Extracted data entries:
>> START

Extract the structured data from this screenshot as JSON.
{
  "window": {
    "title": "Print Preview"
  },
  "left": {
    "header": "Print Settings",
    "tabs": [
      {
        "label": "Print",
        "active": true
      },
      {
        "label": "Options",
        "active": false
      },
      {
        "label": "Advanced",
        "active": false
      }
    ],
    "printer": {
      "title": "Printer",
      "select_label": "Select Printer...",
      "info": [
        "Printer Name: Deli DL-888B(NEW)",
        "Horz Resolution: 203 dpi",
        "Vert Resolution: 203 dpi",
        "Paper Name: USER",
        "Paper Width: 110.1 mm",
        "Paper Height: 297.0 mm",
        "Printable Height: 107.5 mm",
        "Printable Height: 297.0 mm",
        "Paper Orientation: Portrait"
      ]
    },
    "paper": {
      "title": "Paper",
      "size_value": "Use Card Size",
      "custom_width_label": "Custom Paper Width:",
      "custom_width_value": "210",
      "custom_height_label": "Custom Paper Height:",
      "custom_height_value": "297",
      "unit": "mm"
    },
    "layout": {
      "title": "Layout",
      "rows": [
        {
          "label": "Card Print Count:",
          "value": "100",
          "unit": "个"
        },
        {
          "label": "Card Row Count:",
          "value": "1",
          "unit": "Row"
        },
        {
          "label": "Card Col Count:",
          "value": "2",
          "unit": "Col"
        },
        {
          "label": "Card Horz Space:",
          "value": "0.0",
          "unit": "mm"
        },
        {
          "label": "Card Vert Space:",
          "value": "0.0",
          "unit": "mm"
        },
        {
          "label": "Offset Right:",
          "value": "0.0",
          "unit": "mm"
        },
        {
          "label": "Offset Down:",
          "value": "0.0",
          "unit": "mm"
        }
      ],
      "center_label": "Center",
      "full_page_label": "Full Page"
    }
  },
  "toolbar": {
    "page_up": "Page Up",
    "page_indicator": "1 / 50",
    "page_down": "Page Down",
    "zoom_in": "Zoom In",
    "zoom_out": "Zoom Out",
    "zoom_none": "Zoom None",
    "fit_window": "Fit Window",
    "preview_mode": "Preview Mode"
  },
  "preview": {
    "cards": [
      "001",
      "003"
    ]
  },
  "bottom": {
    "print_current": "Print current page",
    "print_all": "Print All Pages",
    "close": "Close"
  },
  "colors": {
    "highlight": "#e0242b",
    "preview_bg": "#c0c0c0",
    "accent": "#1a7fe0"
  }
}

>> END

Set down the listing above in full, please, exactly as it appears.

ANSWER —
Extract the structured data from this screenshot as JSON.
{
  "window": {
    "title": "Print Preview"
  },
  "left": {
    "header": "Print Settings",
    "tabs": [
      {
        "label": "Print",
        "active": true
      },
      {
        "label": "Options",
        "active": false
      },
      {
        "label": "Advanced",
        "active": false
      }
    ],
    "printer": {
      "title": "Printer",
      "select_label": "Select Printer...",
      "info": [
        "Printer Name: Deli DL-888B(NEW)",
        "Horz Resolution: 203 dpi",
        "Vert Resolution: 203 dpi",
        "Paper Name: USER",
        "Paper Width: 110.1 mm",
        "Paper Height: 297.0 mm",
        "Printable Height: 107.5 mm",
        "Printable Height: 297.0 mm",
        "Paper Orientation: Portrait"
      ]
    },
    "paper": {
      "title": "Paper",
      "size_value": "Use Card Size",
      "custom_width_label": "Custom Paper Width:",
      "custom_width_value": "210",
      "custom_height_label": "Custom Paper Height:",
      "custom_height_value": "297",
      "unit": "mm"
    },
    "layout": {
      "title": "Layout",
      "rows": [
        {
          "label": "Card Print Count:",
          "value": "100",
          "unit": "个"
        },
        {
          "label": "Card Row Count:",
          "value": "1",
          "unit": "Row"
        },
        {
          "label": "Card Col Count:",
          "value": "2",
          "unit": "Col"
        },
        {
          "label": "Card Horz Space:",
          "value": "0.0",
          "unit": "mm"
        },
        {
          "label": "Card Vert Space:",
          "value": "0.0",
          "unit": "mm"
        },
        {
          "label": "Offset Right:",
          "value": "0.0",
          "unit": "mm"
        },
        {
          "label": "Offset Down:",
          "value": "0.0",
          "unit": "mm"
        }
      ],
      "center_label": "Center",
      "full_page_label": "Full Page"
    }
  },
  "toolbar": {
    "page_up": "Page Up",
    "page_indicator": "1 / 50",
    "page_down": "Page Down",
    "zoom_in": "Zoom In",
    "zoom_out": "Zoom Out",
    "zoom_none": "Zoom None",
    "fit_window": "Fit Window",
    "preview_mode": "Preview Mode"
  },
  "preview": {
    "cards": [
      "001",
      "003"
    ]
  },
  "bottom": {
    "print_current": "Print current page",
    "print_all": "Print All Pages",
    "close": "Close"
  },
  "colors": {
    "highlight": "#e0242b",
    "preview_bg": "#c0c0c0",
    "accent": "#1a7fe0"
  }
}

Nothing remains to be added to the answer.